Stored data entries:
****************************************
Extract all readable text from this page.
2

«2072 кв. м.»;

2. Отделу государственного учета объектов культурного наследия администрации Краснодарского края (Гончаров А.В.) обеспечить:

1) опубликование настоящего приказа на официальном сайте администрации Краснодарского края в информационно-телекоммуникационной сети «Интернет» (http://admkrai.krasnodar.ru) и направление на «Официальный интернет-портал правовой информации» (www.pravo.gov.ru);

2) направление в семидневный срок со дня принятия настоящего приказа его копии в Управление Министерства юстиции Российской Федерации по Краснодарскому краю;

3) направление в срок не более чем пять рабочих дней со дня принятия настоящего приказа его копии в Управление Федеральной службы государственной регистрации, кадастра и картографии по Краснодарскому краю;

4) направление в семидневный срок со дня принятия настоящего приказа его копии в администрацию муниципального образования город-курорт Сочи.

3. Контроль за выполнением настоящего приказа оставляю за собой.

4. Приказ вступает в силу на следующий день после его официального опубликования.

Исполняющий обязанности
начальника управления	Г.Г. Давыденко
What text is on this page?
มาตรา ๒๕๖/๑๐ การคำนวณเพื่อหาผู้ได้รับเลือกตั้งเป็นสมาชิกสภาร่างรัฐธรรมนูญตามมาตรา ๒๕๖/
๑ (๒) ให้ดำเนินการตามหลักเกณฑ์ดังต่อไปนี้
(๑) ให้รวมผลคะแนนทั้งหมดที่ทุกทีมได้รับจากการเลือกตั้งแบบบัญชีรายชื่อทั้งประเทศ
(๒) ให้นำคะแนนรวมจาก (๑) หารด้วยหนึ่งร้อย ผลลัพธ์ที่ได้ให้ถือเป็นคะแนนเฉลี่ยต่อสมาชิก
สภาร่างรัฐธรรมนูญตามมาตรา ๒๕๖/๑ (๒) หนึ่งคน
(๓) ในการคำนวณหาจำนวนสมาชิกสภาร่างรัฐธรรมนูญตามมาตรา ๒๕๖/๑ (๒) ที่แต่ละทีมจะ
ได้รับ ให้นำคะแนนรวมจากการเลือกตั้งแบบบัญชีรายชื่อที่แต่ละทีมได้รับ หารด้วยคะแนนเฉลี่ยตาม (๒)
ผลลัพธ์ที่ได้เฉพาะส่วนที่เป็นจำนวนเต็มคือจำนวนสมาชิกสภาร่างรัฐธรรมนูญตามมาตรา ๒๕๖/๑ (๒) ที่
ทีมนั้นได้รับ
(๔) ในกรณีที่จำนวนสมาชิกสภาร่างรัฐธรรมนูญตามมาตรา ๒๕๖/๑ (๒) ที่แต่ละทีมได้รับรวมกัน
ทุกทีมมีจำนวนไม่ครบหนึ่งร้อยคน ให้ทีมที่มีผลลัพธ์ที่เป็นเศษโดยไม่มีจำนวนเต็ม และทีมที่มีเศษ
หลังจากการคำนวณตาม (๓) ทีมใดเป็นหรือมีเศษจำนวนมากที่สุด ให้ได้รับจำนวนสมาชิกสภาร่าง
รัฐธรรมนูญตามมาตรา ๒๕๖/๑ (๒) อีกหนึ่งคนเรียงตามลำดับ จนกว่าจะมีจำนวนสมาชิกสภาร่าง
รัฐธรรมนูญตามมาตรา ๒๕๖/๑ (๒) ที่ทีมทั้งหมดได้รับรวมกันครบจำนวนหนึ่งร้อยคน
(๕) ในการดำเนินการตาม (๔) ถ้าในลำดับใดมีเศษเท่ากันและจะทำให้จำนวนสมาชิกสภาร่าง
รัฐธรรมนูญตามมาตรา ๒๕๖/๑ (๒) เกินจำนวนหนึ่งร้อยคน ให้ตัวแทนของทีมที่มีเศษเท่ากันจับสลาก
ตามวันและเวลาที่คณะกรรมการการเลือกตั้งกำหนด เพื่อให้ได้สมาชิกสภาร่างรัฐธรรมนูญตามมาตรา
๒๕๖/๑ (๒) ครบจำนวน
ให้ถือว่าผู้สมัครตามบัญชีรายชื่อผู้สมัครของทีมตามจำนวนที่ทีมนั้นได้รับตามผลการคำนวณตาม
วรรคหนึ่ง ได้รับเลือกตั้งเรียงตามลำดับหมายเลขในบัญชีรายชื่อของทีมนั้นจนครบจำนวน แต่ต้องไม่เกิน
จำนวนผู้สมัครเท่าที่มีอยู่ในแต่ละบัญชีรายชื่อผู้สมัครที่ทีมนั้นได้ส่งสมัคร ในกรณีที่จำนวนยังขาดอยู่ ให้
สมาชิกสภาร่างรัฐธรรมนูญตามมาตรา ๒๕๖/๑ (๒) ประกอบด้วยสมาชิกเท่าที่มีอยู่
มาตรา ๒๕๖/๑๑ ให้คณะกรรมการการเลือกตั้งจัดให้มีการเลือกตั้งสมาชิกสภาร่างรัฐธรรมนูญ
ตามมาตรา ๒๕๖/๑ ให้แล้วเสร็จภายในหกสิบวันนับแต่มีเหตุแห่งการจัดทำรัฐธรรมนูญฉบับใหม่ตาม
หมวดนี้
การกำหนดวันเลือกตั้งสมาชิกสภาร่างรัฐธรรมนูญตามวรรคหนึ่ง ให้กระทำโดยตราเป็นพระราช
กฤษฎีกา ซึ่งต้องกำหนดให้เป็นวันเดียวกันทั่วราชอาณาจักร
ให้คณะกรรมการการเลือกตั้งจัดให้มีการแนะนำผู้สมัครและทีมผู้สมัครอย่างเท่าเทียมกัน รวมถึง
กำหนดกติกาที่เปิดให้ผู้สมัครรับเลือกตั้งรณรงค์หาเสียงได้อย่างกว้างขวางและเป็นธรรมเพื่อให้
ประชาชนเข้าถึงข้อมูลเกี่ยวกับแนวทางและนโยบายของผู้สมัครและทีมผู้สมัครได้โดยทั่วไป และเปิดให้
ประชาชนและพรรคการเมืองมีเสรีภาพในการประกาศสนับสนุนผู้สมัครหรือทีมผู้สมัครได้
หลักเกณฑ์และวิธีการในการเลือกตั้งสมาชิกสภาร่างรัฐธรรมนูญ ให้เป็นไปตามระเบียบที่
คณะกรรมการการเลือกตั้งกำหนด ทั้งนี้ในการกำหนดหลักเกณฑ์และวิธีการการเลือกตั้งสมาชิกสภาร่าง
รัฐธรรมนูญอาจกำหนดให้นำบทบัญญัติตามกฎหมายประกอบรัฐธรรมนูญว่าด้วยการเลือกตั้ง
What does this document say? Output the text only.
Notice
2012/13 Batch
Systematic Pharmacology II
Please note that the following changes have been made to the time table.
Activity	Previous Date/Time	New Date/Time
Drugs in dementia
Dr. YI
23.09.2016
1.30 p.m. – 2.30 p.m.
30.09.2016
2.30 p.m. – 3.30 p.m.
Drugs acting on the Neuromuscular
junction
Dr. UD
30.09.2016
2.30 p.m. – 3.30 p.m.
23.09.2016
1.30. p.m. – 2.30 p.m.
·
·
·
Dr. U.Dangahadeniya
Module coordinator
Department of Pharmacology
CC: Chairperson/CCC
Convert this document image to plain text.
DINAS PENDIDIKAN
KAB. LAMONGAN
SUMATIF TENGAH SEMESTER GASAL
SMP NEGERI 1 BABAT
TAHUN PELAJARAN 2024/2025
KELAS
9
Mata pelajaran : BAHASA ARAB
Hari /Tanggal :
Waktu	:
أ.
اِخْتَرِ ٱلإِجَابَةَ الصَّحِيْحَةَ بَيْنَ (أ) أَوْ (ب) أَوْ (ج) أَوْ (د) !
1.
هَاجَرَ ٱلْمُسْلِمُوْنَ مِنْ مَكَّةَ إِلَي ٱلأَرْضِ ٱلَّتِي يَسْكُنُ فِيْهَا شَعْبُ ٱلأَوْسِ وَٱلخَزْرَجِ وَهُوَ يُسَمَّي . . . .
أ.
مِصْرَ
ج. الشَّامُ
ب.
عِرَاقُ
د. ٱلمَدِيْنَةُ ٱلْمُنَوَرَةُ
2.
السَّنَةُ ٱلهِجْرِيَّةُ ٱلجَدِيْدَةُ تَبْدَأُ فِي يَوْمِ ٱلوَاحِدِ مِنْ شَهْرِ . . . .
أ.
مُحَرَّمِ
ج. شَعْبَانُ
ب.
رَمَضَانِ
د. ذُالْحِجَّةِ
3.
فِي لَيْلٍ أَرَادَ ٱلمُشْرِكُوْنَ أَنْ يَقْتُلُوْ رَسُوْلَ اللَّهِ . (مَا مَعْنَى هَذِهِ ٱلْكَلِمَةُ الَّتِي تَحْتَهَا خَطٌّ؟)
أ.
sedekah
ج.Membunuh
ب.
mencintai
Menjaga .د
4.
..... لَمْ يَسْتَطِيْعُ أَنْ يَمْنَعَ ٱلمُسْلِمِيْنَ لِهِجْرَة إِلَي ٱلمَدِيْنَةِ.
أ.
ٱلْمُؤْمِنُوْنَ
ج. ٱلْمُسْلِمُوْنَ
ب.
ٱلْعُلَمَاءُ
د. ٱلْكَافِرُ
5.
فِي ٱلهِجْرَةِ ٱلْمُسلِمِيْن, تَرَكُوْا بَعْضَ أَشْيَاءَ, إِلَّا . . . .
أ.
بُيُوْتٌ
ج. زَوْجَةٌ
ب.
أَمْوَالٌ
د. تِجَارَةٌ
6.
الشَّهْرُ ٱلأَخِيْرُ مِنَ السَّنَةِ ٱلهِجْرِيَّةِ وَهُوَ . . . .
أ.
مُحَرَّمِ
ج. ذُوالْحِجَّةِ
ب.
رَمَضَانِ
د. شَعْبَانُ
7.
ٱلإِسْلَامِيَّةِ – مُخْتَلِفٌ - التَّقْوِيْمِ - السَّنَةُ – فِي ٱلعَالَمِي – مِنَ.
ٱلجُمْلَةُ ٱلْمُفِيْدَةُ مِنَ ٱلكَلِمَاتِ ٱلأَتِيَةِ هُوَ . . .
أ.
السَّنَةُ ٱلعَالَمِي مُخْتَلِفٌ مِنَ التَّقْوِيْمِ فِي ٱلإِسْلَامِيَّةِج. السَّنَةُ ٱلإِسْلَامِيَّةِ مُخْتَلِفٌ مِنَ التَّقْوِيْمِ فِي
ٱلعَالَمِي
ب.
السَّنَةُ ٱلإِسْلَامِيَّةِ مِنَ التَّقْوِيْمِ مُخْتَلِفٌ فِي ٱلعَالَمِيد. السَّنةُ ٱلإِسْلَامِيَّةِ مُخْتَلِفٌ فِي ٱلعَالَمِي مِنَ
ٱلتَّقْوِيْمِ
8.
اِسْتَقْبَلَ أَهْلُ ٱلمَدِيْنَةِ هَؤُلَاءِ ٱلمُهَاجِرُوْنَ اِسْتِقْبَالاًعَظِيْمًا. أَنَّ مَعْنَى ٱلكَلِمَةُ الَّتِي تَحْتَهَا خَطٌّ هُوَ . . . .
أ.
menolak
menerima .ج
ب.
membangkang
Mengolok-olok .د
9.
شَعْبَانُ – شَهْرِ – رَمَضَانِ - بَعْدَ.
****************************************
Direction - Give only the number of lines in the records that include the word "ยงตามลำด".

Response to the task - 2